_What you will do_:
Your task is to output all the records below, word for word.

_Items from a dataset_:

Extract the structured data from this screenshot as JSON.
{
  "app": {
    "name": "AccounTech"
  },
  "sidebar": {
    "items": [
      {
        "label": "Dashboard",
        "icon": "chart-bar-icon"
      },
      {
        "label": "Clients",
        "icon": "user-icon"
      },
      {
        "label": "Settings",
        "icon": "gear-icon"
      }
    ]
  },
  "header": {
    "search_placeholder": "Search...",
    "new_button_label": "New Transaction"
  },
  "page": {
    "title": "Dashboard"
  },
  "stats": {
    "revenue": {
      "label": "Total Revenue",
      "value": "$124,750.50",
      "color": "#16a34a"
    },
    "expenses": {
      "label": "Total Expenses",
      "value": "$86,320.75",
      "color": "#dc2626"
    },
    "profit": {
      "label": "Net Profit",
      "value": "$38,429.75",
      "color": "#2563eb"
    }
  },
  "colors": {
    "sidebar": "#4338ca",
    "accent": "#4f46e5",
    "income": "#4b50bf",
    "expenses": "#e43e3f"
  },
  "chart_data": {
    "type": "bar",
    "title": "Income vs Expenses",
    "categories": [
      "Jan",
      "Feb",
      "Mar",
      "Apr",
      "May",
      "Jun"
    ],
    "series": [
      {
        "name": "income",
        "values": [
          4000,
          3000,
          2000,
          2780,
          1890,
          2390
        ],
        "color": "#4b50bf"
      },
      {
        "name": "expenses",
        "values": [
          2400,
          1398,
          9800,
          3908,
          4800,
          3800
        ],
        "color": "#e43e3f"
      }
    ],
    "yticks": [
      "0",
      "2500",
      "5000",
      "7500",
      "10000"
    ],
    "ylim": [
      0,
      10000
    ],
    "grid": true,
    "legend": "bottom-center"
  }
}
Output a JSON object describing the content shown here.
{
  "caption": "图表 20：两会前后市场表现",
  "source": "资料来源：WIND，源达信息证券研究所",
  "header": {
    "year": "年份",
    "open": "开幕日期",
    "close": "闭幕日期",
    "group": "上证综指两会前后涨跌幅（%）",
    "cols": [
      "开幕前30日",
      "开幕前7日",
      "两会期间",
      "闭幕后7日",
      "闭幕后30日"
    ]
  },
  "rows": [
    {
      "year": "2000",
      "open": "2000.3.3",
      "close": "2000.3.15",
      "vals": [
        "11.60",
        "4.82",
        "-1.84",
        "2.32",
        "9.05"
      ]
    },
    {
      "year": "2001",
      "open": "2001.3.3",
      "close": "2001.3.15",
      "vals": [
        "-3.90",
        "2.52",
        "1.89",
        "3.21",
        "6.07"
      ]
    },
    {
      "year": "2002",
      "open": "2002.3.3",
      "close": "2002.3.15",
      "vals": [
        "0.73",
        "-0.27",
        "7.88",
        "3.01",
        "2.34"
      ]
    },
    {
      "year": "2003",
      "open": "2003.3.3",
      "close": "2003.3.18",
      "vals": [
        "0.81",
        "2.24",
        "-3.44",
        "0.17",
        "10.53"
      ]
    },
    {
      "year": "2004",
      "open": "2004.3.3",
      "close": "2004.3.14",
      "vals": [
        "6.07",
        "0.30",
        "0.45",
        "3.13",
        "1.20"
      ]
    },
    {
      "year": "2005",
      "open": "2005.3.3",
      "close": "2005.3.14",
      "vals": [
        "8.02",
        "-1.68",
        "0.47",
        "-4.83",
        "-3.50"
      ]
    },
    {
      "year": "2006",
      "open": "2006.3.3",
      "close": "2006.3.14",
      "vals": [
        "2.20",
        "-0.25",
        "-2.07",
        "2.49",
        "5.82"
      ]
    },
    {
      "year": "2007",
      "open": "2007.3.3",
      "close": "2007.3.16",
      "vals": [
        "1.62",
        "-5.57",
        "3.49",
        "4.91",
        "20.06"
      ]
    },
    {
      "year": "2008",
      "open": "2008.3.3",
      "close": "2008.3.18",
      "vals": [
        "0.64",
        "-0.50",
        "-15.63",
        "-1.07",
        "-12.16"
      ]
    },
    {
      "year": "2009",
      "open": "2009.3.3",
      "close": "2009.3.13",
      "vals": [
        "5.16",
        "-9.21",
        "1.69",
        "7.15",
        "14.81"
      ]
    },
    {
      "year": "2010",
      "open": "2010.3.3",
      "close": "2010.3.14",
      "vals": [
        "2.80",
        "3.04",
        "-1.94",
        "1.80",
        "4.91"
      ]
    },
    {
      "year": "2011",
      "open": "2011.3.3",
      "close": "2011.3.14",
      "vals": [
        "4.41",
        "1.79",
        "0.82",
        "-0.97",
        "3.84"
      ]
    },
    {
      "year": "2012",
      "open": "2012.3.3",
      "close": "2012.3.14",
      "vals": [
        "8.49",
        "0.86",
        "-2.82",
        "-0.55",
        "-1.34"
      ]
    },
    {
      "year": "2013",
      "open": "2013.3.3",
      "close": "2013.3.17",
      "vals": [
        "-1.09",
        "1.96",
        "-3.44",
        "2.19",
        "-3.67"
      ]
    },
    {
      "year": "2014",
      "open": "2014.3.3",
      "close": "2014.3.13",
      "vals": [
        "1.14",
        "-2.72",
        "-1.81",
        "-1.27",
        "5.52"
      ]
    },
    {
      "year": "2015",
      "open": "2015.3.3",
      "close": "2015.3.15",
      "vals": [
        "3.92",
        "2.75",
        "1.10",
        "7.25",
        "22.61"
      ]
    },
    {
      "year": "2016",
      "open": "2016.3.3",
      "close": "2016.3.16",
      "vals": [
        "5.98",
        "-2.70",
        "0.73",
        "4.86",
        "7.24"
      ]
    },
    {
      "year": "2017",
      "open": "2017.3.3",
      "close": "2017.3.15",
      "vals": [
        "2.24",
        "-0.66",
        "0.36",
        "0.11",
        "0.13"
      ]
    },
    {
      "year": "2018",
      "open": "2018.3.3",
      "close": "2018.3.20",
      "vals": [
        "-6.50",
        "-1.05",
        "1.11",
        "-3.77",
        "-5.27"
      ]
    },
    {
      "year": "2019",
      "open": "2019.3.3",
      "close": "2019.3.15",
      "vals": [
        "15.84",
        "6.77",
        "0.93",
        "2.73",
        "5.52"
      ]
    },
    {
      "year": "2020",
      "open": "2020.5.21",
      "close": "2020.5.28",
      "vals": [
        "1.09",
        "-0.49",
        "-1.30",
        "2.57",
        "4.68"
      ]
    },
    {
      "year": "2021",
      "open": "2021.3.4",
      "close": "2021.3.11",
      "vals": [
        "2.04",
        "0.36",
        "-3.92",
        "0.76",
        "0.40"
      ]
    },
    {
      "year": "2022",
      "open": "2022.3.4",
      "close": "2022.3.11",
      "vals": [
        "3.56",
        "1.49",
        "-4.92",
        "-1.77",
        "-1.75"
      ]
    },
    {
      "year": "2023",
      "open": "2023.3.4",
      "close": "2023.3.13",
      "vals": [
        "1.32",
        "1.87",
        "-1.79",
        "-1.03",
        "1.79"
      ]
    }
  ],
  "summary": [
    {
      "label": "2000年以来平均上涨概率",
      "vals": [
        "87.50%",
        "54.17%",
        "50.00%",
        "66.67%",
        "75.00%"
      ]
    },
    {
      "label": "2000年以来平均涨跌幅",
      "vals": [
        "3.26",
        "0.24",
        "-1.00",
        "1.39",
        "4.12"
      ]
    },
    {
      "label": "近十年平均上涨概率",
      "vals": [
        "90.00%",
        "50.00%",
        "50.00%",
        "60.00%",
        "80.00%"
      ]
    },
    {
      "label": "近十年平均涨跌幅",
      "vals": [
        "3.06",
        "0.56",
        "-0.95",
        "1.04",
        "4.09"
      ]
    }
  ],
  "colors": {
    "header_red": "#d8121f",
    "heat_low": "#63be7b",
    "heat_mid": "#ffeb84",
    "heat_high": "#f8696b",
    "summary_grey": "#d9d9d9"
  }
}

_Response for this exercise_:
Extract the structured data from this screenshot as JSON.
{
  "app": {
    "name": "AccounTech"
  },
  "sidebar": {
    "items": [
      {
        "label": "Dashboard",
        "icon": "chart-bar-icon"
      },
      {
        "label": "Clients",
        "icon": "user-icon"
      },
      {
        "label": "Settings",
        "icon": "gear-icon"
      }
    ]
  },
  "header": {
    "search_placeholder": "Search...",
    "new_button_label": "New Transaction"
  },
  "page": {
    "title": "Dashboard"
  },
  "stats": {
    "revenue": {
      "label": "Total Revenue",
      "value": "$124,750.50",
      "color": "#16a34a"
    },
    "expenses": {
      "label": "Total Expenses",
      "value": "$86,320.75",
      "color": "#dc2626"
    },
    "profit": {
      "label": "Net Profit",
      "value": "$38,429.75",
      "color": "#2563eb"
    }
  },
  "colors": {
    "sidebar": "#4338ca",
    "accent": "#4f46e5",
    "income": "#4b50bf",
    "expenses": "#e43e3f"
  },
  "chart_data": {
    "type": "bar",
    "title": "Income vs Expenses",
    "categories": [
      "Jan",
      "Feb",
      "Mar",
      "Apr",
      "May",
      "Jun"
    ],
    "series": [
      {
        "name": "income",
        "values": [
          4000,
          3000,
          2000,
          2780,
          1890,
          2390
        ],
        "color": "#4b50bf"
      },
      {
        "name": "expenses",
        "values": [
          2400,
          1398,
          9800,
          3908,
          4800,
          3800
        ],
        "color": "#e43e3f"
      }
    ],
    "yticks": [
      "0",
      "2500",
      "5000",
      "7500",
      "10000"
    ],
    "ylim": [
      0,
      10000
    ],
    "grid": true,
    "legend": "bottom-center"
  }
}
Output a JSON object describing the content shown here.
{
  "caption": "图表 20：两会前后市场表现",
  "source": "资料来源：WIND，源达信息证券研究所",
  "header": {
    "year": "年份",
    "open": "开幕日期",
    "close": "闭幕日期",
    "group": "上证综指两会前后涨跌幅（%）",
    "cols": [
      "开幕前30日",
      "开幕前7日",
      "两会期间",
      "闭幕后7日",
      "闭幕后30日"
    ]
  },
  "rows": [
    {
      "year": "2000",
      "open": "2000.3.3",
      "close": "2000.3.15",
      "vals": [
        "11.60",
        "4.82",
        "-1.84",
        "2.32",
        "9.05"
      ]
    },
    {
      "year": "2001",
      "open": "2001.3.3",
      "close": "2001.3.15",
      "vals": [
        "-3.90",
        "2.52",
        "1.89",
        "3.21",
        "6.07"
      ]
    },
    {
      "year": "2002",
      "open": "2002.3.3",
      "close": "2002.3.15",
      "vals": [
        "0.73",
        "-0.27",
        "7.88",
        "3.01",
        "2.34"
      ]
    },
    {
      "year": "2003",
      "open": "2003.3.3",
      "close": "2003.3.18",
      "vals": [
        "0.81",
        "2.24",
        "-3.44",
        "0.17",
        "10.53"
      ]
    },
    {
      "year": "2004",
      "open": "2004.3.3",
      "close": "2004.3.14",
      "vals": [
        "6.07",
        "0.30",
        "0.45",
        "3.13",
        "1.20"
      ]
    },
    {
      "year": "2005",
      "open": "2005.3.3",
      "close": "2005.3.14",
      "vals": [
        "8.02",
        "-1.68",
        "0.47",
        "-4.83",
        "-3.50"
      ]
    },
    {
      "year": "2006",
      "open": "2006.3.3",
      "close": "2006.3.14",
      "vals": [
        "2.20",
        "-0.25",
        "-2.07",
        "2.49",
        "5.82"
      ]
    },
    {
      "year": "2007",
      "open": "2007.3.3",
      "close": "2007.3.16",
      "vals": [
        "1.62",
        "-5.57",
        "3.49",
        "4.91",
        "20.06"
      ]
    },
    {
      "year": "2008",
      "open": "2008.3.3",
      "close": "2008.3.18",
      "vals": [
        "0.64",
        "-0.50",
        "-15.63",
        "-1.07",
        "-12.16"
      ]
    },
    {
      "year": "2009",
      "open": "2009.3.3",
      "close": "2009.3.13",
      "vals": [
        "5.16",
        "-9.21",
        "1.69",
        "7.15",
        "14.81"
      ]
    },
    {
      "year": "2010",
      "open": "2010.3.3",
      "close": "2010.3.14",
      "vals": [
        "2.80",
        "3.04",
        "-1.94",
        "1.80",
        "4.91"
      ]
    },
    {
      "year": "2011",
      "open": "2011.3.3",
      "close": "2011.3.14",
      "vals": [
        "4.41",
        "1.79",
        "0.82",
        "-0.97",
        "3.84"
      ]
    },
    {
      "year": "2012",
      "open": "2012.3.3",
      "close": "2012.3.14",
      "vals": [
        "8.49",
        "0.86",
        "-2.82",
        "-0.55",
        "-1.34"
      ]
    },
    {
      "year": "2013",
      "open": "2013.3.3",
      "close": "2013.3.17",
      "vals": [
        "-1.09",
        "1.96",
        "-3.44",
        "2.19",
        "-3.67"
      ]
    },
    {
      "year": "2014",
      "open": "2014.3.3",
      "close": "2014.3.13",
      "vals": [
        "1.14",
        "-2.72",
        "-1.81",
        "-1.27",
        "5.52"
      ]
    },
    {
      "year": "2015",
      "open": "2015.3.3",
      "close": "2015.3.15",
      "vals": [
        "3.92",
        "2.75",
        "1.10",
        "7.25",
        "22.61"
      ]
    },
    {
      "year": "2016",
      "open": "2016.3.3",
      "close": "2016.3.16",
      "vals": [
        "5.98",
        "-2.70",
        "0.73",
        "4.86",
        "7.24"
      ]
    },
    {
      "year": "2017",
      "open": "2017.3.3",
      "close": "2017.3.15",
      "vals": [
        "2.24",
        "-0.66",
        "0.36",
        "0.11",
        "0.13"
      ]
    },
    {
      "year": "2018",
      "open": "2018.3.3",
      "close": "2018.3.20",
      "vals": [
        "-6.50",
        "-1.05",
        "1.11",
        "-3.77",
        "-5.27"
      ]
    },
    {
      "year": "2019",
      "open": "2019.3.3",
      "close": "2019.3.15",
      "vals": [
        "15.84",
        "6.77",
        "0.93",
        "2.73",
        "5.52"
      ]
    },
    {
      "year": "2020",
      "open": "2020.5.21",
      "close": "2020.5.28",
      "vals": [
        "1.09",
        "-0.49",
        "-1.30",
        "2.57",
        "4.68"
      ]
    },
    {
      "year": "2021",
      "open": "2021.3.4",
      "close": "2021.3.11",
      "vals": [
        "2.04",
        "0.36",
        "-3.92",
        "0.76",
        "0.40"
      ]
    },
    {
      "year": "2022",
      "open": "2022.3.4",
      "close": "2022.3.11",
      "vals": [
        "3.56",
        "1.49",
        "-4.92",
        "-1.77",
        "-1.75"
      ]
    },
    {
      "year": "2023",
      "open": "2023.3.4",
      "close": "2023.3.13",
      "vals": [
        "1.32",
        "1.87",
        "-1.79",
        "-1.03",
        "1.79"
      ]
    }
  ],
  "summary": [
    {
      "label": "2000年以来平均上涨概率",
      "vals": [
        "87.50%",
        "54.17%",
        "50.00%",
        "66.67%",
        "75.00%"
      ]
    },
    {
      "label": "2000年以来平均涨跌幅",
      "vals": [
        "3.26",
        "0.24",
        "-1.00",
        "1.39",
        "4.12"
      ]
    },
    {
      "label": "近十年平均上涨概率",
      "vals": [
        "90.00%",
        "50.00%",
        "50.00%",
        "60.00%",
        "80.00%"
      ]
    },
    {
      "label": "近十年平均涨跌幅",
      "vals": [
        "3.06",
        "0.56",
        "-0.95",
        "1.04",
        "4.09"
      ]
    }
  ],
  "colors": {
    "header_red": "#d8121f",
    "heat_low": "#63be7b",
    "heat_mid": "#ffeb84",
    "heat_high": "#f8696b",
    "summary_grey": "#d9d9d9"
  }
}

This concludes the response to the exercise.